| Assigned task |
Among the lines of the records, please find those that contain the word "scrollbar" and copy them.

[Entries taken from a collection]
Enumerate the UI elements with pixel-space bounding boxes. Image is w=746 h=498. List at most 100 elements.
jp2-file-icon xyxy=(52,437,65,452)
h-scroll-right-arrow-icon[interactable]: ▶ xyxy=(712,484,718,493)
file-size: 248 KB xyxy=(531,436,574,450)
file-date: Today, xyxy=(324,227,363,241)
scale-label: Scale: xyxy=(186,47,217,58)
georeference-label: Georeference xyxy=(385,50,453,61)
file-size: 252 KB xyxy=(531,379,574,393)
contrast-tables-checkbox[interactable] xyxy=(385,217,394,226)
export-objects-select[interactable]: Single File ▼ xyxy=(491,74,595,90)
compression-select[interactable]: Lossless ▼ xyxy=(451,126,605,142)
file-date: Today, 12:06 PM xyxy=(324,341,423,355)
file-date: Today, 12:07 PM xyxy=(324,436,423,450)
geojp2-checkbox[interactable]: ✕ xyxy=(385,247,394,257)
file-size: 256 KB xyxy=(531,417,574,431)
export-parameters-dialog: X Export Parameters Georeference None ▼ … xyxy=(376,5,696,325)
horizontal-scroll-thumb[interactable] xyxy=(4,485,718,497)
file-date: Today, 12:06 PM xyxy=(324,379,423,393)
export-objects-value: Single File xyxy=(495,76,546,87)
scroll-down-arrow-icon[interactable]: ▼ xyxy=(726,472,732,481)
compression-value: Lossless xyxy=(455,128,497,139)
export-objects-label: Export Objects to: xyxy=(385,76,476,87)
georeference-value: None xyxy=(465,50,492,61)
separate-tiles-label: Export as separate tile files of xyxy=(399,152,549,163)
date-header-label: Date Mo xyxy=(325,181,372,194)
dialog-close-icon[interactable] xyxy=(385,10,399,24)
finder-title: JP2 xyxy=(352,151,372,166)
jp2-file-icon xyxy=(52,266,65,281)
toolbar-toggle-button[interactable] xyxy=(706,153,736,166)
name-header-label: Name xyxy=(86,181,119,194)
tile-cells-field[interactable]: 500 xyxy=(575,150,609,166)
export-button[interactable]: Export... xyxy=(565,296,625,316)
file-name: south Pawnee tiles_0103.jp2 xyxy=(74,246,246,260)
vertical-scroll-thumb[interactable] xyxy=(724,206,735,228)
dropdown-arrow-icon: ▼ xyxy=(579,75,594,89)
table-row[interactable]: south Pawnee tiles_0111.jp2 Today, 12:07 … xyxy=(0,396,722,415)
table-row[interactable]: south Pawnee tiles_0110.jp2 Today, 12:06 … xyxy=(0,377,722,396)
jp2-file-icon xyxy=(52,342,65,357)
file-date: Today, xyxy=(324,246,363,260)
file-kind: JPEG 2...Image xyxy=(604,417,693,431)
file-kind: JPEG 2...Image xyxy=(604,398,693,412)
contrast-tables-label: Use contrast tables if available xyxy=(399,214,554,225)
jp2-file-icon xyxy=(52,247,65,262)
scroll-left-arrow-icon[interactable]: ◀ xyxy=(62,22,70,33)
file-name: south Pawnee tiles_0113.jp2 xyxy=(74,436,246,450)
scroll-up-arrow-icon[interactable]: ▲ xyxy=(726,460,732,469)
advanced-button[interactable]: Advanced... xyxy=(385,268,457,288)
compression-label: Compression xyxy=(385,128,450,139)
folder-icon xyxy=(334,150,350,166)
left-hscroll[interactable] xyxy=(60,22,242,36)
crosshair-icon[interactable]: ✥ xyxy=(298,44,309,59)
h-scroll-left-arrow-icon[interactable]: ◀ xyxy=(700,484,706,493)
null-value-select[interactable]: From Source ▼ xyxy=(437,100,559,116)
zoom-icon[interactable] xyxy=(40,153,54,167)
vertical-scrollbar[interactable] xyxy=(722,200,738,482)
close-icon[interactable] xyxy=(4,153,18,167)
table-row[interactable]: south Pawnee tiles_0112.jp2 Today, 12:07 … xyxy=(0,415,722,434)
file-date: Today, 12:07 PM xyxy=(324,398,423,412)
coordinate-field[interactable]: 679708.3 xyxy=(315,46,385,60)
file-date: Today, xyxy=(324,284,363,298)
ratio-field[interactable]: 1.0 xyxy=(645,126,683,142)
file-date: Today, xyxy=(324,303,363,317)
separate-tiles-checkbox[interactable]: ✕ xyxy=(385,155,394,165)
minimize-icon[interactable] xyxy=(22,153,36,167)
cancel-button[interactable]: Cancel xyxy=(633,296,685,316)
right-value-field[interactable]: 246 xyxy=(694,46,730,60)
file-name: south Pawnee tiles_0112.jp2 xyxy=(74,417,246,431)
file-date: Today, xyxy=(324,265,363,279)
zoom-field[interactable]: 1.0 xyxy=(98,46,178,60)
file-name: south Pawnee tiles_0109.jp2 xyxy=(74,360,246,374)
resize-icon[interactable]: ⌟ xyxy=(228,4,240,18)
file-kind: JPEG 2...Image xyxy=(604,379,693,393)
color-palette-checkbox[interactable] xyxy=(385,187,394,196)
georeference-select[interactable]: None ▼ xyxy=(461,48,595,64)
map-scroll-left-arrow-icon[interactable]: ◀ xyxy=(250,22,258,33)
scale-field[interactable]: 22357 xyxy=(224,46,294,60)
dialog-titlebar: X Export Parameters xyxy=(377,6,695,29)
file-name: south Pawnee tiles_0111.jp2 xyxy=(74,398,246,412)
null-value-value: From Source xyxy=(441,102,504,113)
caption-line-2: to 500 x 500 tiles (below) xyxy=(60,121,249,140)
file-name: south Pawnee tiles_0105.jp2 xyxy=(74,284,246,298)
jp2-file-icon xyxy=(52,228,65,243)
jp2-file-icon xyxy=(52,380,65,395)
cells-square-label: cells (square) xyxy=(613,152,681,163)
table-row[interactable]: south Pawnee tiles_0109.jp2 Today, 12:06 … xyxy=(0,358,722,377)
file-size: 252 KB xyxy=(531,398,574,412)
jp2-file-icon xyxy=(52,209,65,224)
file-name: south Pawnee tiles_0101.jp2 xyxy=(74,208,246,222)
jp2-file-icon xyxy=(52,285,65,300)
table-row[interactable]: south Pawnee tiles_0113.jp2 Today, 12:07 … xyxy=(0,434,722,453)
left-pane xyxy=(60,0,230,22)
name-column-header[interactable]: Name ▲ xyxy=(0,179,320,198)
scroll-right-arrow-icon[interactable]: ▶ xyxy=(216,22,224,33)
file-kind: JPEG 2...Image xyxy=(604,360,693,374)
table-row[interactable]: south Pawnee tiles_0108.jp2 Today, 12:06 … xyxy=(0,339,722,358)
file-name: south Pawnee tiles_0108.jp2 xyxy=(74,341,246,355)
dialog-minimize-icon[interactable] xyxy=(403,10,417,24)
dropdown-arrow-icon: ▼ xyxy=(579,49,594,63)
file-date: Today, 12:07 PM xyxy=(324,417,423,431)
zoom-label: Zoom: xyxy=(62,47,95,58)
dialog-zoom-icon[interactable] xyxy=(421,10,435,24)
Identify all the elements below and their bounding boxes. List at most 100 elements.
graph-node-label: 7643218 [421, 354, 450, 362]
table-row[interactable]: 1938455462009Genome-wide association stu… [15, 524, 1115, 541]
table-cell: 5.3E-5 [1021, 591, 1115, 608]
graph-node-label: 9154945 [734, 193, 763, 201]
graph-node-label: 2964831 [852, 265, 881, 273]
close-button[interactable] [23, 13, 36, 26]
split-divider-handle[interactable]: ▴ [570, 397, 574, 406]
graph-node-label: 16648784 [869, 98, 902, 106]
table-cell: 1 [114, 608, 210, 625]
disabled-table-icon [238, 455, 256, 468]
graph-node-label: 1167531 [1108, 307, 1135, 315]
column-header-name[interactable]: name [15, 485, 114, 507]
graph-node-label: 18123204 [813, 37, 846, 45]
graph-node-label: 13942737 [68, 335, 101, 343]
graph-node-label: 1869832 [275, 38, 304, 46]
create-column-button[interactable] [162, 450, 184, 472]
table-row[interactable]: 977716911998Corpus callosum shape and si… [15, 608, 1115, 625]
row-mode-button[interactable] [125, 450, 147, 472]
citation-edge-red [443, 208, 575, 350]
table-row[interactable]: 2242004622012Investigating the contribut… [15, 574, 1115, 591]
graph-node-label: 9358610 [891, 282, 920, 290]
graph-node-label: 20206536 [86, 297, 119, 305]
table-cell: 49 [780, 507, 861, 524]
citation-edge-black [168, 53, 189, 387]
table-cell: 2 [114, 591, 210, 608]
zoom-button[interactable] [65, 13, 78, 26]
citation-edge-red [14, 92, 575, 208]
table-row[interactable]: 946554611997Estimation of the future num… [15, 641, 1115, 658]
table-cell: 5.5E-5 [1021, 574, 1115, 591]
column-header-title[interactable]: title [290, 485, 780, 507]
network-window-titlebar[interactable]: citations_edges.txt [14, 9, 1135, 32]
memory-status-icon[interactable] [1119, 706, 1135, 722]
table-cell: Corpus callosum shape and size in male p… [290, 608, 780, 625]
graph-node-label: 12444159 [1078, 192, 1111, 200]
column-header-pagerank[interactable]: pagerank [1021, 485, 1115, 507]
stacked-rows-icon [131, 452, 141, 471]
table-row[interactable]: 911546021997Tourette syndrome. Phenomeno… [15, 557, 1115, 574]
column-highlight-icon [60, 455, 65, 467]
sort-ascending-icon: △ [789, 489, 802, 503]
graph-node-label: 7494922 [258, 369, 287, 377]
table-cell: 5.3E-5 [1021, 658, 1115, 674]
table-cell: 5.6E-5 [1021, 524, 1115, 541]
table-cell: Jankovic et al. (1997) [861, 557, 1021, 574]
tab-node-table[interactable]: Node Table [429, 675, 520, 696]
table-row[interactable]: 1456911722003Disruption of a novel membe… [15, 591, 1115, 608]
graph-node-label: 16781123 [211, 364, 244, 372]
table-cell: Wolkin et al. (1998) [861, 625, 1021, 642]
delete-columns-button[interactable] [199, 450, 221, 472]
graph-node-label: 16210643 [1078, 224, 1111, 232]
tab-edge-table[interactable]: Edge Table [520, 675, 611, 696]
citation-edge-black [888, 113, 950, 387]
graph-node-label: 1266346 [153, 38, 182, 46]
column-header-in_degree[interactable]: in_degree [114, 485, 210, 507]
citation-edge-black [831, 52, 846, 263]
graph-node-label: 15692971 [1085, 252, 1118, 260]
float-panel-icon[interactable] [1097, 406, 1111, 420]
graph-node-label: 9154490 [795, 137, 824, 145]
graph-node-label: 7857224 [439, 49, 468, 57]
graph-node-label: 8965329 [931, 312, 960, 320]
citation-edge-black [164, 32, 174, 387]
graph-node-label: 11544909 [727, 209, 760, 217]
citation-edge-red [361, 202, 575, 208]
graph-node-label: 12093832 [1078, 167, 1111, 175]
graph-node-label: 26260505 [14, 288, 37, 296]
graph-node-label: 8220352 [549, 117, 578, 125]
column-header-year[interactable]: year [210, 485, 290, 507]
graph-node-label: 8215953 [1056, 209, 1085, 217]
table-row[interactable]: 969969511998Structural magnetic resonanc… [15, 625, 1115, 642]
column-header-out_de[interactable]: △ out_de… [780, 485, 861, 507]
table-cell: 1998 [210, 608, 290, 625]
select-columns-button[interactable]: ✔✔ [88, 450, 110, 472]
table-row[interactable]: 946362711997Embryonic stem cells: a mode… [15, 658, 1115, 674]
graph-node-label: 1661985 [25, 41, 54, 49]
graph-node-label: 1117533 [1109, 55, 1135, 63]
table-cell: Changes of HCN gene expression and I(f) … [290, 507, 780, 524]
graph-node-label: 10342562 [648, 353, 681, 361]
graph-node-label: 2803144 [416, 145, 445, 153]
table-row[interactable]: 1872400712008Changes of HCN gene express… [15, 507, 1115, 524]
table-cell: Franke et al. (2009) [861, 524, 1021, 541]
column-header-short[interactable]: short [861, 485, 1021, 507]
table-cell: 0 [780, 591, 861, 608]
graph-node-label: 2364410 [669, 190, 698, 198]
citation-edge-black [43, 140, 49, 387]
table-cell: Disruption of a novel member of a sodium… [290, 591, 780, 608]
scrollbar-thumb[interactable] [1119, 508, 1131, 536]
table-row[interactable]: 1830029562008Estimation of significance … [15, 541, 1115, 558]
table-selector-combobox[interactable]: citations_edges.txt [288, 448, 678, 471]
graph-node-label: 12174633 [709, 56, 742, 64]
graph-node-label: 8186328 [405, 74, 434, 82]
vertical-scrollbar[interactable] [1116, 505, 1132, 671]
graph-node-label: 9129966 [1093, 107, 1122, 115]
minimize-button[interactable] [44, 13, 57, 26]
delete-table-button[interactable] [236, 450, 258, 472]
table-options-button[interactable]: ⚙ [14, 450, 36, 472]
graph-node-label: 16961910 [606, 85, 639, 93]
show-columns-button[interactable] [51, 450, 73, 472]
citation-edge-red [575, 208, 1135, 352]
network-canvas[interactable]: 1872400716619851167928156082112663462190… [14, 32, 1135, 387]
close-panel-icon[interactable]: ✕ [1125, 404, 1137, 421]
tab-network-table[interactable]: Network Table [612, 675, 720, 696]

| Response for this exercise |
vertical-scrollbar[interactable] xyxy=(722,200,738,482)
scrollbar-thumb[interactable] [1119, 508, 1131, 536]
vertical-scrollbar[interactable] [1116, 505, 1132, 671]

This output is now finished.